- _Exercise instructions_
In the passage about spoonies and isolation, what does the writer hope spoonies around the world can be to everybody?

- _Excerpted passage_

It just feels like within the spoonie community, there is a lot of sympathy for the spooniestruggles that come with this situation. There is also plenty of sympathy and commiserating about the fear we all feel right now (whether you are healthy or not). But there isn’t a whole lot of sympathy from spoonies toward able-bodied people, about how unsettling it is for them to all of a sudden have to spend so much time in isolation.
When my life fell apart
I remember what it was like for me, when I went from being a healthy person to a spoonie. When all of a sudden I couldn’t do any of those things mentioned above. When all of a sudden I was somebody with chronic pain. It was rough.
And, sure, back then, I was in it alone. It wasn’t a global situation like it is now, nobody was singing to me from their balcony.
And if I had started to sing from mine, chances are it would have ended up like this:
So yeah, lonely times for sure.
Also, I was in a shitload of pain. Another thing that able-bodied people don’t have to deal with right now.
But I do remember how unsettling it is when so many things are suddenly off limits to you.
More kindness, less gloating
So I hope spoonies all around the world can be a source of comfort to everybody, not a source of ‘ha ha how do you like walking in my shoes for the next couple of weeks’.

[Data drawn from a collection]
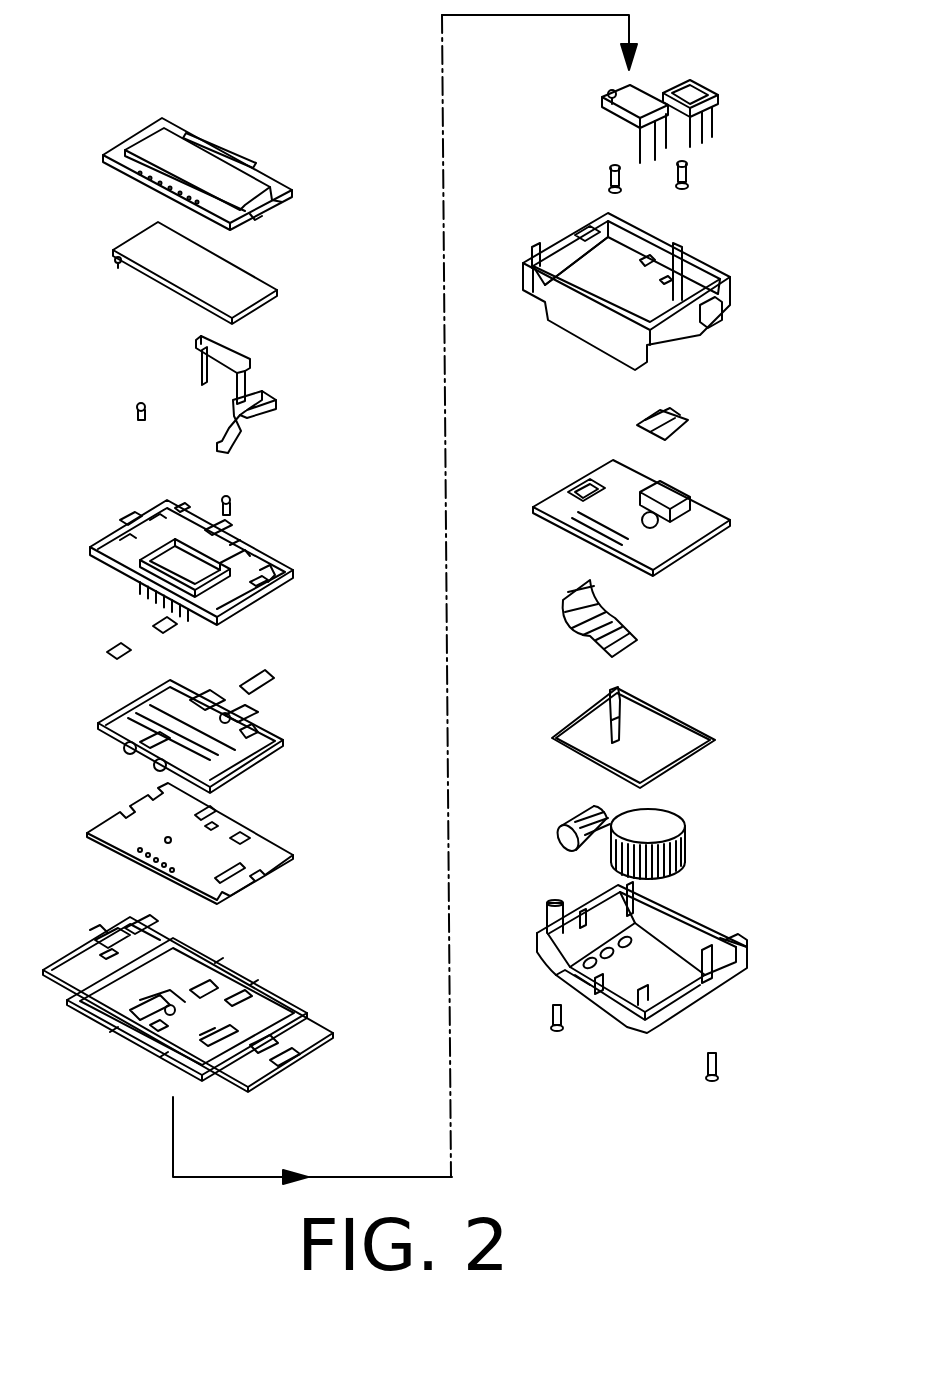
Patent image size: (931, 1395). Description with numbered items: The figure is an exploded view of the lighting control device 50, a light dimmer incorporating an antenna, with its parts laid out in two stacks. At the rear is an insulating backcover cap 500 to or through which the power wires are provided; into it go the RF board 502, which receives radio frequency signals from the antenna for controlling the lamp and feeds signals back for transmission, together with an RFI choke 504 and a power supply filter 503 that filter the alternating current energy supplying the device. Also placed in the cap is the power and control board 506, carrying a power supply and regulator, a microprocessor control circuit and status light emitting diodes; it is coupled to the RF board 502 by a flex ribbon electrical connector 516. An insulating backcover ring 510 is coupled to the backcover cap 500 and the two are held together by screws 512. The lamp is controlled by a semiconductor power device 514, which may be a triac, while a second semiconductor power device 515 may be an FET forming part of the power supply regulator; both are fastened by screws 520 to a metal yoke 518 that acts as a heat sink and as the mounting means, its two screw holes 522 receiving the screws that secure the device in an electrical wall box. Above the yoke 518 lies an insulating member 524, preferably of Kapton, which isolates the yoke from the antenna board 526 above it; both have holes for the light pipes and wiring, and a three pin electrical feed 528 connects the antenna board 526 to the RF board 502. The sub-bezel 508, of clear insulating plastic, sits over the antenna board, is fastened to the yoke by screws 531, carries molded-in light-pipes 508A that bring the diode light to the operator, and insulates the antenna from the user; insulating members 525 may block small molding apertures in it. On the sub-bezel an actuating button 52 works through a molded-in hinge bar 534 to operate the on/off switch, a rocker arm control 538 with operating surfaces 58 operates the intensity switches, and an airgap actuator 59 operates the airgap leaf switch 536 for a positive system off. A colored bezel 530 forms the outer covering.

The lighting control device 50 is at (246, 72).
The bezel 530 is at (262, 172).
The actuating button 52 is at (260, 280).
The rocker arm control 538 is at (196, 365).
The operating surfaces 58 is at (232, 365).
The airgap actuator 59 is at (270, 405).
The screws 531 is at (136, 405).
The sub-bezel 508 is at (104, 566).
The light-pipes 508A is at (152, 590).
The hinge bar 534 is at (215, 556).
The insulating members 525 is at (113, 647).
The antenna board 526 is at (255, 732).
The insulating member 524 is at (262, 846).
The yoke 518 is at (236, 975).
The screw holes 522 is at (294, 1054).
The semiconductor power device 514 is at (612, 121).
The semiconductor power device 515 is at (715, 108).
The screws 520 is at (609, 172).
The backcover ring 510 is at (692, 263).
The airgap leaf switch 536 is at (685, 410).
The power and control board 506 is at (712, 516).
The flex ribbon electrical connector 516 is at (620, 626).
The three pin electrical feed 528 is at (610, 700).
The RF board 502 is at (660, 723).
The power supply filter 503 is at (567, 832).
The RFI choke 504 is at (655, 816).
The backcover cap 500 is at (675, 957).
The screws 512 is at (553, 1028).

- _Correct response_
A source of comfort.